What you need to do - In the records below, take the part that opens with the line containing "List each element" and closes with the line containing "y-tick-label-100000: 100000 (38, 203, 49, 241)". Write it out again, swapping "confidence-bands" for "uncertainty-bands" and leaving everything else unchanged.

+++ Data lines

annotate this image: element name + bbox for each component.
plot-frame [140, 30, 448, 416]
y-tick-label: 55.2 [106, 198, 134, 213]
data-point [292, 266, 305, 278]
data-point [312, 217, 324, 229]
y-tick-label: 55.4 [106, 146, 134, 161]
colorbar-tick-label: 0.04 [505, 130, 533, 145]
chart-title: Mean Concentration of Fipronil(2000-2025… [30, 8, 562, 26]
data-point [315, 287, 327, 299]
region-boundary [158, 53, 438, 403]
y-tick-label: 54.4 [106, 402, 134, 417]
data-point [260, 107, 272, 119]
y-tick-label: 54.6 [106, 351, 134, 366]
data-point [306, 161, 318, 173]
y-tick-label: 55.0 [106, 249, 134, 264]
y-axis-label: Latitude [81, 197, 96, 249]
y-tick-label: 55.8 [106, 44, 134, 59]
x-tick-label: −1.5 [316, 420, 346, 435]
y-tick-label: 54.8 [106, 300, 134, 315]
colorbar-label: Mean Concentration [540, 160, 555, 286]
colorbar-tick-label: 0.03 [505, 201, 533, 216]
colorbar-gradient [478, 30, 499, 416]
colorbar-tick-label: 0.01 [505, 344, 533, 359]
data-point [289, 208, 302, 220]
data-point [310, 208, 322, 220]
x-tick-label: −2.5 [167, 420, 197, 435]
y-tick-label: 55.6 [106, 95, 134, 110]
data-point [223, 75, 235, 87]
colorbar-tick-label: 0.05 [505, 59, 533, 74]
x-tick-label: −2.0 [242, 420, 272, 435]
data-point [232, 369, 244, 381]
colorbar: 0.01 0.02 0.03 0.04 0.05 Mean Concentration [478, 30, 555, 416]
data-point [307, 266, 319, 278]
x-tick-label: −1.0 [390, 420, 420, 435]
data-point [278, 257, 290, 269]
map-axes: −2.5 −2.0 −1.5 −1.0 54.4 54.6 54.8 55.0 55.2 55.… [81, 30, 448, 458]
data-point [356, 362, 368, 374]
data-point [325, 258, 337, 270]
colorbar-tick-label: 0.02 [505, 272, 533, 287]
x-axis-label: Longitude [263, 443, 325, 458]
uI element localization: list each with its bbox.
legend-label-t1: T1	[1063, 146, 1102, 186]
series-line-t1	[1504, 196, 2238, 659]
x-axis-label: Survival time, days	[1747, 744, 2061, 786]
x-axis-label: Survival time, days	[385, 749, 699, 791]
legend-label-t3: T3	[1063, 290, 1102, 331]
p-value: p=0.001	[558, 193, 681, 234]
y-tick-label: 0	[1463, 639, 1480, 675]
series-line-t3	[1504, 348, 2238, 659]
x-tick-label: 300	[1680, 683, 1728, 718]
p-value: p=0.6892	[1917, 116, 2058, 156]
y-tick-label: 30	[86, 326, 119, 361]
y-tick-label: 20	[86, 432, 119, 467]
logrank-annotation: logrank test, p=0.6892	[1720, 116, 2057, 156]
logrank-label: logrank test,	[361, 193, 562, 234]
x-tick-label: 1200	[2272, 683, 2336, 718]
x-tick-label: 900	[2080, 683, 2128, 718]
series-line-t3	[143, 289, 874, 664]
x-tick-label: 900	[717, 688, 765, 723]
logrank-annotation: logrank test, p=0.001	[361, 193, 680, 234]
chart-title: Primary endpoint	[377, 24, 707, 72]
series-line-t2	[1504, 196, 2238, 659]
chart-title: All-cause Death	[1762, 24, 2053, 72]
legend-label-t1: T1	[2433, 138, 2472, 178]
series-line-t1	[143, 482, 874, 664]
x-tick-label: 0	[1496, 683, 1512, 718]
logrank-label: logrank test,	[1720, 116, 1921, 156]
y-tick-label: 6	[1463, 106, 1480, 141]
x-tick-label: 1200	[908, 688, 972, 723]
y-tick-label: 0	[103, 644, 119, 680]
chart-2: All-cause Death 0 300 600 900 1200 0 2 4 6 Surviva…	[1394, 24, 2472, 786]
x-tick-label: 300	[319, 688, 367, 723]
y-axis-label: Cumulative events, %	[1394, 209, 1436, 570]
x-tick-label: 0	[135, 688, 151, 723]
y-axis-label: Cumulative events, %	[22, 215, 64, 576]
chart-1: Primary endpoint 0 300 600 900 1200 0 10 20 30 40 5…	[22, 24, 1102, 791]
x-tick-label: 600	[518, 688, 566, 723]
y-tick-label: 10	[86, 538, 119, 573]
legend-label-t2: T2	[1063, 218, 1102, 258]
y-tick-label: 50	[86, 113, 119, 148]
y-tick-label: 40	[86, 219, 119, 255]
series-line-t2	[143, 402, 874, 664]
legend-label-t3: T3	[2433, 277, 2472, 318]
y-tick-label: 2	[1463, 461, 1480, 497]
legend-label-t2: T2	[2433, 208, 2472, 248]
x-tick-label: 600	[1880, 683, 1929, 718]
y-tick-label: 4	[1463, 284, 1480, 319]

++++++
+++ Data lines

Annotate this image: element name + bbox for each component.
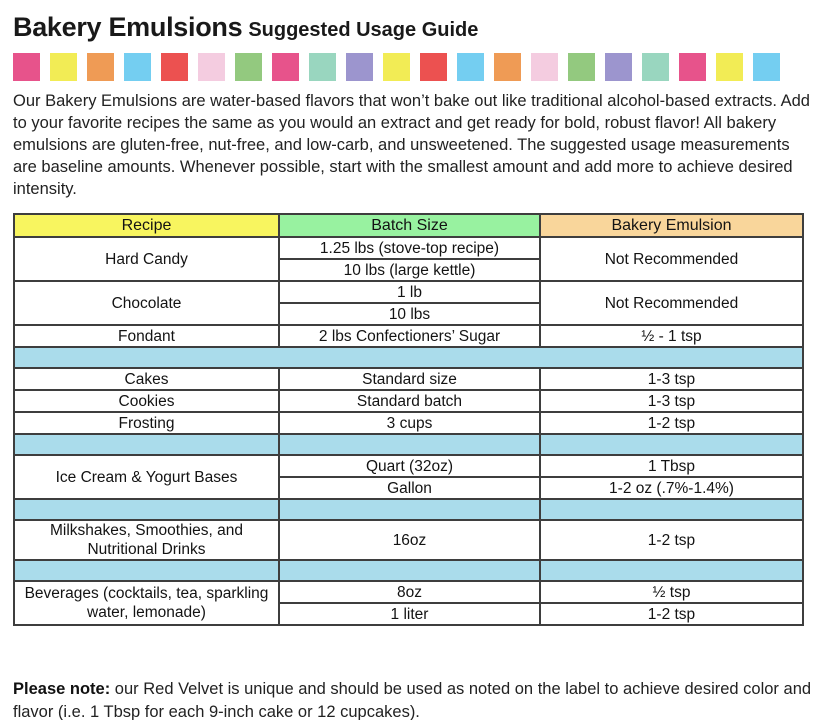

++++++
+++ Data lines

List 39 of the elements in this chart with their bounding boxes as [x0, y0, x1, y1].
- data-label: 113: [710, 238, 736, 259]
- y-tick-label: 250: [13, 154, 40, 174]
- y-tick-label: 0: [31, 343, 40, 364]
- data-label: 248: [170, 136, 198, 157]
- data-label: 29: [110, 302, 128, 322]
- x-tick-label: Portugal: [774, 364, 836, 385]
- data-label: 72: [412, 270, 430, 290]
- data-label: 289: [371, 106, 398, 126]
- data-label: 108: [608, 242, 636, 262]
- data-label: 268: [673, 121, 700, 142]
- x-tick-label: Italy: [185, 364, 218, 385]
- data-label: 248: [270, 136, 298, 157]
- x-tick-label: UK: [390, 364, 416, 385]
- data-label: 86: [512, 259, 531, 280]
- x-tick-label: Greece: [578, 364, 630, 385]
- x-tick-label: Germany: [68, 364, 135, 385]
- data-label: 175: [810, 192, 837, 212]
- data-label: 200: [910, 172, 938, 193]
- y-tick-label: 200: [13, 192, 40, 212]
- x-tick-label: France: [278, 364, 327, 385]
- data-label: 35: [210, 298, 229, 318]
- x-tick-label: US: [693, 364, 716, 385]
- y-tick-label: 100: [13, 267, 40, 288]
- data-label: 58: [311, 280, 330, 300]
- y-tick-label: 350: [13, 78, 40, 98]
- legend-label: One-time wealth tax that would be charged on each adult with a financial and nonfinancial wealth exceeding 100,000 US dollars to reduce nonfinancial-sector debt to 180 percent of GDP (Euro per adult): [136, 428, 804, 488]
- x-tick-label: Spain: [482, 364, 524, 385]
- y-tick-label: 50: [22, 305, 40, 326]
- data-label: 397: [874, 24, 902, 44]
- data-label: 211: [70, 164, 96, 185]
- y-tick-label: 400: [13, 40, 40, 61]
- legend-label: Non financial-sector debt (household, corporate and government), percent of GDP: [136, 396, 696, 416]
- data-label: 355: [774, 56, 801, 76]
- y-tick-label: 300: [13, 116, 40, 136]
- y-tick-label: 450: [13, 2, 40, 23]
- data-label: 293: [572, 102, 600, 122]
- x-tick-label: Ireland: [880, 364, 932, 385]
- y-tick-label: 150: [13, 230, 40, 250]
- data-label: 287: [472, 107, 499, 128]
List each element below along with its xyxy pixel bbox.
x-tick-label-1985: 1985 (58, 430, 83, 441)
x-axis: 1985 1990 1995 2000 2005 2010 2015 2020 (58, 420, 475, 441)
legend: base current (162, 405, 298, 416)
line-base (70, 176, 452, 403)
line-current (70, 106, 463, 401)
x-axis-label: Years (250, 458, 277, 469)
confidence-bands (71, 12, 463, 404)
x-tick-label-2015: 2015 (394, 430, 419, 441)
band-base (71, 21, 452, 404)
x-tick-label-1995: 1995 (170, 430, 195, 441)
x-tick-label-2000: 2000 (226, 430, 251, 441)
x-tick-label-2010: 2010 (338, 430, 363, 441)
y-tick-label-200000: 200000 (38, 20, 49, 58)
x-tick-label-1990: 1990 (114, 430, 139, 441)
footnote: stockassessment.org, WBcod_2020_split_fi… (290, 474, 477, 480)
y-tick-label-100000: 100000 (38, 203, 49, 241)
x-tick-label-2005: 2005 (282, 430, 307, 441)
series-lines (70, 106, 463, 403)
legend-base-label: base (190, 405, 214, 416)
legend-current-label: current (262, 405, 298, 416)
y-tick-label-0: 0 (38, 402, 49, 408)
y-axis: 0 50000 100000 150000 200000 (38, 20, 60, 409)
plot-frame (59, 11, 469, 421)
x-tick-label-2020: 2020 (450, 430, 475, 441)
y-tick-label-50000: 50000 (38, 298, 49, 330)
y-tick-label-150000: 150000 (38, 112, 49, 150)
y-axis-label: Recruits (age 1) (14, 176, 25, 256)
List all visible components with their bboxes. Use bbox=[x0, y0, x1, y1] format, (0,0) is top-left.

++++++

Solution for this problem -
List each element below along with its xyxy pixel bbox.
x-tick-label-1985: 1985 (58, 430, 83, 441)
x-axis: 1985 1990 1995 2000 2005 2010 2015 2020 (58, 420, 475, 441)
legend: base current (162, 405, 298, 416)
line-base (70, 176, 452, 403)
line-current (70, 106, 463, 401)
x-axis-label: Years (250, 458, 277, 469)
uncertainty-bands (71, 12, 463, 404)
x-tick-label-2015: 2015 (394, 430, 419, 441)
band-base (71, 21, 452, 404)
x-tick-label-1995: 1995 (170, 430, 195, 441)
x-tick-label-2000: 2000 (226, 430, 251, 441)
x-tick-label-2010: 2010 (338, 430, 363, 441)
y-tick-label-200000: 200000 (38, 20, 49, 58)
x-tick-label-1990: 1990 (114, 430, 139, 441)
footnote: stockassessment.org, WBcod_2020_split_fi… (290, 474, 477, 480)
y-tick-label-100000: 100000 (38, 203, 49, 241)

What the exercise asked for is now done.